=== Page text ===

These are chat archives for yaskyj/fastcaption

13th
Feb 2015
Justin Rogers
@yaskyj
Feb 13 2015 15:41
Hey Michael, I also wanted to confirm that we still want to continue scraping the ASR's from YouTube as long as they're there, right?
Justin Rogers
@yaskyj
Feb 13 2015 20:18
Michael, wanted to keep you updated. We're going to have to change the primary id for the database. It doesn't like having the full URL being passed into the call. Also, Arthur and I are going to have another pairing session this Sunday and we're working on the blank template functionality and user authentications.
And let me know if you'd prefer to start using the NoMoreCraption private room that other Michael and Quincy set up for us or continue to use this room.
Thanks!
Michael Lockrey
@MichaelLockrey
Feb 13 2015 20:32
Hi guys
Yes I definitely want to continue offering the asr data as a starting point
what are your thoughts on this?
im happy to keep using this room
Michael Lockrey
@MichaelLockrey
Feb 13 2015 20:54
I'd love to be involved (even if it's just a 20-30 minute) check in on Sunday or before Sunday's pair session
Let me know if that's ok
Also, what will we use as the primary ID for the database?
Will we need to use the YouTube 11 digit video ID?
How will that impact the ability to cover other video hosting platforms such as Facebook, Vimeo, AWS etc?
Justin Rogers
@yaskyj
Feb 13 2015 21:11
ASR data - I looked over the old code and the ASRs can still be scraped from the Youtube page. If you look in the source of the Youtube page it's after 'ttsurl'.
Michael Lockrey
@MichaelLockrey
Feb 13 2015 21:12
Right
So I'm just looking at this one
Justin Rogers
@yaskyj
Feb 13 2015 21:12
So it's not a problem to get them. It will still just be scraping them and if Youtube ever changes how the page is served then we'll have to change it.
The page source for that one?
Michael Lockrey
@MichaelLockrey
Feb 13 2015 21:13
Yes I found it
Thanks Justin
I had never done that before!

===

Carry on the fastcaption chat archive, picking up right after its last message.

=== Extracted records ===

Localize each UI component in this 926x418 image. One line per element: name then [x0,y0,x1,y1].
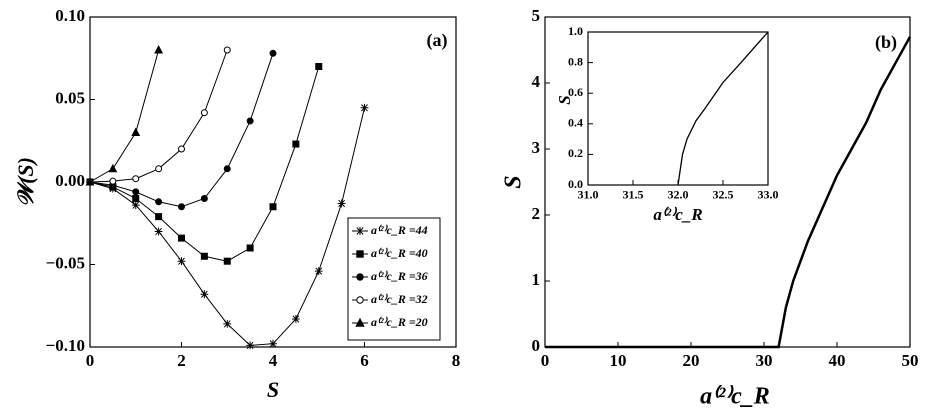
marker [200,195,208,202]
marker [132,175,140,183]
series-line [89,49,160,183]
legend-marker [356,296,364,304]
y-tick-label: 1.0 [568,24,583,38]
legend-box [347,217,441,341]
y-tick-label: −0.10 [46,336,85,355]
x-tick-label: 31.0 [578,188,599,202]
series-line [545,36,912,349]
marker [200,252,208,260]
marker [155,198,163,206]
legend-label: a⁽²⁾c_R =44 [371,223,428,237]
marker [132,188,140,196]
legend-label: a⁽²⁾c_R =36 [371,269,428,283]
series-line [677,31,769,186]
panel-label: (b) [875,32,897,53]
marker [132,195,140,202]
legend-label: a⁽²⁾c_R =32 [371,292,428,306]
marker [109,177,117,185]
y-tick-label: 2 [532,204,541,223]
marker [292,140,300,148]
marker [315,63,323,70]
y-axis-label: S [501,175,527,188]
marker [177,257,186,266]
y-tick-label: −0.05 [46,253,85,272]
y-tick-label: 0.2 [568,146,583,160]
x-tick-label: 40 [829,351,846,370]
panel-label: (a) [427,30,448,51]
x-tick-label: 33.0 [758,188,779,202]
legend-label: a⁽²⁾c_R =20 [371,315,428,329]
marker [223,46,231,54]
marker [131,127,141,136]
y-tick-label: 0.8 [568,54,583,68]
marker [246,341,255,350]
x-tick-label: 8 [452,351,461,370]
marker [85,177,95,186]
y-axis-label: 𝒲(S) [13,157,38,207]
x-tick-label: 31.5 [623,188,644,202]
legend-marker [355,226,365,236]
y-tick-label: 0.10 [55,6,85,25]
marker [154,45,164,54]
marker [337,199,346,208]
x-axis-label: S [267,377,279,402]
marker [360,103,369,112]
plot-frame [587,31,769,186]
y-tick-label: 4 [532,72,541,91]
x-tick-label: 6 [360,351,369,370]
marker [269,339,277,348]
legend-marker [355,317,365,327]
marker [200,109,208,117]
x-tick-label: 4 [269,351,278,370]
y-axis-label: S [555,95,574,104]
legend-label: a⁽²⁾c_R =40 [371,246,428,260]
y-tick-label: 5 [532,6,541,25]
y-tick-label: 3 [532,138,541,157]
marker [131,201,140,209]
x-tick-label: 10 [610,351,627,370]
marker [155,213,163,221]
marker [269,49,277,57]
x-tick-label: 30 [756,351,773,370]
marker [178,203,185,211]
y-tick-label: 0.05 [55,88,85,107]
marker [223,257,231,265]
x-axis-label: a⁽²⁾c_R [700,384,770,410]
marker [223,165,231,173]
x-axis-label: a⁽²⁾c_R [653,205,702,224]
marker [155,165,163,173]
marker [178,145,185,153]
marker [223,320,232,328]
y-tick-label: 0.4 [568,116,583,130]
marker [154,227,163,236]
marker [178,234,185,242]
marker [314,267,323,275]
y-tick-label: 0.00 [55,171,85,190]
y-tick-label: 1 [532,270,541,289]
y-tick-label: 0.6 [568,85,583,99]
x-tick-label: 0 [541,351,550,370]
marker [246,244,254,252]
marker [291,315,300,323]
legend-marker [356,273,364,281]
marker [246,117,254,125]
x-tick-label: 32.0 [668,188,689,202]
x-tick-label: 32.5 [713,188,734,202]
x-tick-label: 0 [86,351,95,370]
x-tick-label: 2 [177,351,186,370]
marker [200,290,209,299]
x-tick-label: 50 [902,351,919,370]
y-tick-label: 0 [532,336,541,355]
marker [269,203,277,211]
y-tick-label: 0.0 [568,177,583,191]
marker [108,163,118,173]
legend-marker [356,250,364,258]
x-tick-label: 20 [683,351,700,370]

===

**Final answer**:
;)
Justin Rogers
@yaskyj
Feb 13 2015 21:13
NP!
Michael Lockrey
@MichaelLockrey
Feb 13 2015 21:14
Did you try doing a video using YouTube's own fan based tool?
i.e. doing the captions?
Just for some end user perspective etc?
Justin Rogers
@yaskyj
Feb 13 2015 21:15
You can actually look at the initial code I wrote to test the scraping. It's the request-test.js file in the main part of the nomorecraptions repo.
Michael Lockrey
@MichaelLockrey
Feb 13 2015 21:15
OK
Justin Rogers
@yaskyj
Feb 13 2015 21:16
I still need to do that. We've been trying to setup the base stuff. Trying to get everything to work nicely together.
The request-test.js file grabs that url with regex and then replaces creates replaces the unicode for the ampersands and commas. Then removes all of the extra /.
Michael Lockrey
@MichaelLockrey
Feb 13 2015 21:18
Right
I know how regex works
But it still comes across as "dark arts" to me sometimes!
Very hard to get my head around some regex expressions some days
;)
Justin Rogers
@yaskyj
Feb 13 2015 21:19
Right, I'm just saying that it looks like those three things are the only items that we have to worry about in that url.
And it's worked alright so far in my tests last night.
Michael Lockrey
@MichaelLockrey
Feb 13 2015 21:19
I saw this on npm - might be useful too?
They also had a YouTube audio stream package
Justin Rogers
@yaskyj
Feb 13 2015 21:20
And yes, of course you can be involved this Sunday. We planned on doing the pairing around 12PST if somewhere around then is good for you.
Michael Lockrey
@MichaelLockrey
Feb 13 2015 21:20
OK
I'm more front end than back end
:(
So is that West Coast time?
Justin Rogers
@yaskyj
Feb 13 2015 21:22
And for the id, I thought that a concatenation of the site name plus the unique video id. So it would be something like "youtubefPloDzu_wcI"
Michael Lockrey
@MichaelLockrey
Feb 13 2015 21:22
Good thinking
Justin Rogers
@yaskyj
Feb 13 2015 21:22
Yeah, that's West Coast.
Michael Lockrey
@MichaelLockrey
Feb 13 2015 21:22
Vimeo will obviously have a different system
Facebook seems to be the next frontier though
They are really pushing video content now
Justin Rogers
@yaskyj
Feb 13 2015 21:23
Yep, but I think that basic convention would still work for all video types.
Michael Lockrey
@MichaelLockrey
Feb 13 2015 21:23
and I've seen videos that only have 20-30 views on YouTube
That have 50k plus on Facebook
Excellent
Justin Rogers
@yaskyj
Feb 13 2015 21:24
I had just envisioned that the call to the API would be something like '/captions/:videoID', but when the videoID was the url it throws an error.
Michael Lockrey
@MichaelLockrey
Feb 13 2015 21:25
BTW came across this event
Very low key
Organised by Google Accessibility team
I think it's just an update and could include the fan based captioning tool etc
Justin Rogers
@yaskyj
Feb 13 2015 21:26
That's a neat library. It would relieve the need for hand rolling the youtube url tests.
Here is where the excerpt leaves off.